## begin SUPPLIED ENTRIES

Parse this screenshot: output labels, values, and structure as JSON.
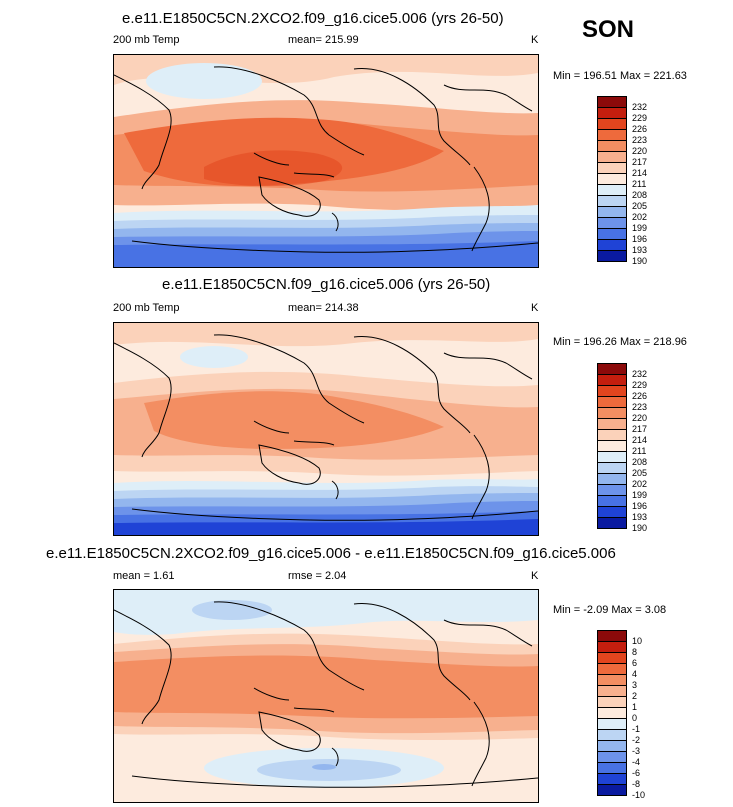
{
  "season": "SON",
  "panels": [
    {
      "title": "e.e11.E1850C5CN.2XCO2.f09_g16.cice5.006 (yrs 26-50)",
      "left_label": "200 mb Temp",
      "center_label": "mean= 215.99",
      "right_label": "K",
      "minmax": "Min = 196.51 Max = 221.63",
      "levels": [
        "232",
        "229",
        "226",
        "223",
        "220",
        "217",
        "214",
        "211",
        "208",
        "205",
        "202",
        "199",
        "196",
        "193",
        "190"
      ]
    },
    {
      "title": "e.e11.E1850C5CN.f09_g16.cice5.006 (yrs 26-50)",
      "left_label": "200 mb Temp",
      "center_label": "mean= 214.38",
      "right_label": "K",
      "minmax": "Min = 196.26 Max = 218.96",
      "levels": [
        "232",
        "229",
        "226",
        "223",
        "220",
        "217",
        "214",
        "211",
        "208",
        "205",
        "202",
        "199",
        "196",
        "193",
        "190"
      ]
    },
    {
      "title": "e.e11.E1850C5CN.2XCO2.f09_g16.cice5.006 - e.e11.E1850C5CN.f09_g16.cice5.006",
      "left_label": "mean =   1.61",
      "center_label": "rmse =   2.04",
      "right_label": "K",
      "minmax": "Min = -2.09 Max =  3.08",
      "levels": [
        "10",
        "8",
        "6",
        "4",
        "3",
        "2",
        "1",
        "0",
        "-1",
        "-2",
        "-3",
        "-4",
        "-6",
        "-8",
        "-10"
      ]
    }
  ],
  "colors": [
    "#8b0a0a",
    "#c41e0e",
    "#e2451e",
    "#ee6a3c",
    "#f38e62",
    "#f7b08e",
    "#fbd2ba",
    "#fdebde",
    "#deeef8",
    "#bcd5f3",
    "#93b6ee",
    "#6d93ea",
    "#4872e4",
    "#1f43d6",
    "#0a1aa0"
  ]
}
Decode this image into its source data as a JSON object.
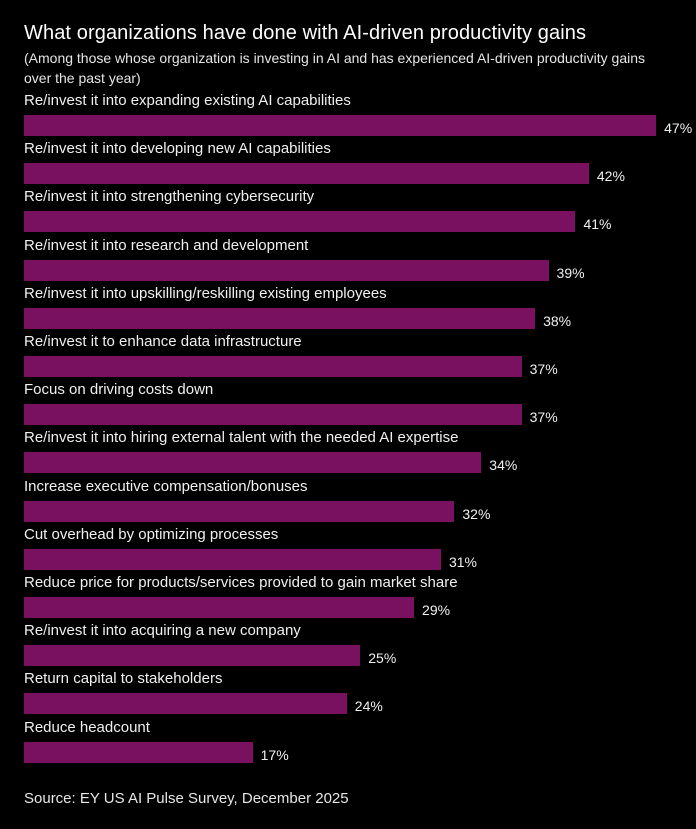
{
  "chart_data": {
    "type": "bar",
    "orientation": "horizontal",
    "title": "What organizations have done with AI-driven productivity gains",
    "subtitle": "(Among those whose organization is investing in AI and has experienced AI-driven productivity gains over the past year)",
    "categories": [
      "Re/invest it into expanding existing AI capabilities",
      "Re/invest it into developing new AI capabilities",
      "Re/invest it into strengthening cybersecurity",
      "Re/invest it into research and development",
      "Re/invest it into upskilling/reskilling existing employees",
      "Re/invest it to enhance data infrastructure",
      "Focus on driving costs down",
      "Re/invest it into hiring external talent with the needed AI expertise",
      "Increase executive compensation/bonuses",
      "Cut overhead by optimizing processes",
      "Reduce price for products/services provided to gain market share",
      "Re/invest it into acquiring a new company",
      "Return capital to stakeholders",
      "Reduce headcount"
    ],
    "values": [
      47,
      42,
      41,
      39,
      38,
      37,
      37,
      34,
      32,
      31,
      29,
      25,
      24,
      17
    ],
    "value_labels": [
      "47%",
      "42%",
      "41%",
      "39%",
      "38%",
      "37%",
      "37%",
      "34%",
      "32%",
      "31%",
      "29%",
      "25%",
      "24%",
      "17%"
    ],
    "unit": "%",
    "grid": false,
    "bar_color": "#7a1060",
    "background": "#000000",
    "source": "Source: EY US AI Pulse Survey, December 2025"
  }
}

## end SUPPLIED ENTRIES

> WHAT IS NEEDED
Transcribe the material exactly, leaving every picture out.

> SOLUTION TO THE PROBLEM
Parse this screenshot: output labels, values, and structure as JSON.
{
  "season": "SON",
  "panels": [
    {
      "title": "e.e11.E1850C5CN.2XCO2.f09_g16.cice5.006 (yrs 26-50)",
      "left_label": "200 mb Temp",
      "center_label": "mean= 215.99",
      "right_label": "K",
      "minmax": "Min = 196.51 Max = 221.63",
      "levels": [
        "232",
        "229",
        "226",
        "223",
        "220",
        "217",
        "214",
        "211",
        "208",
        "205",
        "202",
        "199",
        "196",
        "193",
        "190"
      ]
    },
    {
      "title": "e.e11.E1850C5CN.f09_g16.cice5.006 (yrs 26-50)",
      "left_label": "200 mb Temp",
      "center_label": "mean= 214.38",
      "right_label": "K",
      "minmax": "Min = 196.26 Max = 218.96",
      "levels": [
        "232",
        "229",
        "226",
        "223",
        "220",
        "217",
        "214",
        "211",
        "208",
        "205",
        "202",
        "199",
        "196",
        "193",
        "190"
      ]
    },
    {
      "title": "e.e11.E1850C5CN.2XCO2.f09_g16.cice5.006 - e.e11.E1850C5CN.f09_g16.cice5.006",
      "left_label": "mean =   1.61",
      "center_label": "rmse =   2.04",
      "right_label": "K",
      "minmax": "Min = -2.09 Max =  3.08",
      "levels": [
        "10",
        "8",
        "6",
        "4",
        "3",
        "2",
        "1",
        "0",
        "-1",
        "-2",
        "-3",
        "-4",
        "-6",
        "-8",
        "-10"
      ]
    }
  ],
  "colors": [
    "#8b0a0a",
    "#c41e0e",
    "#e2451e",
    "#ee6a3c",
    "#f38e62",
    "#f7b08e",
    "#fbd2ba",
    "#fdebde",
    "#deeef8",
    "#bcd5f3",
    "#93b6ee",
    "#6d93ea",
    "#4872e4",
    "#1f43d6",
    "#0a1aa0"
  ]
}
Decode this image into its source data as a JSON object.
{
  "chart_data": {
    "type": "bar",
    "orientation": "horizontal",
    "title": "What organizations have done with AI-driven productivity gains",
    "subtitle": "(Among those whose organization is investing in AI and has experienced AI-driven productivity gains over the past year)",
    "categories": [
      "Re/invest it into expanding existing AI capabilities",
      "Re/invest it into developing new AI capabilities",
      "Re/invest it into strengthening cybersecurity",
      "Re/invest it into research and development",
      "Re/invest it into upskilling/reskilling existing employees",
      "Re/invest it to enhance data infrastructure",
      "Focus on driving costs down",
      "Re/invest it into hiring external talent with the needed AI expertise",
      "Increase executive compensation/bonuses",
      "Cut overhead by optimizing processes",
      "Reduce price for products/services provided to gain market share",
      "Re/invest it into acquiring a new company",
      "Return capital to stakeholders",
      "Reduce headcount"
    ],
    "values": [
      47,
      42,
      41,
      39,
      38,
      37,
      37,
      34,
      32,
      31,
      29,
      25,
      24,
      17
    ],
    "value_labels": [
      "47%",
      "42%",
      "41%",
      "39%",
      "38%",
      "37%",
      "37%",
      "34%",
      "32%",
      "31%",
      "29%",
      "25%",
      "24%",
      "17%"
    ],
    "unit": "%",
    "grid": false,
    "bar_color": "#7a1060",
    "background": "#000000",
    "source": "Source: EY US AI Pulse Survey, December 2025"
  }
}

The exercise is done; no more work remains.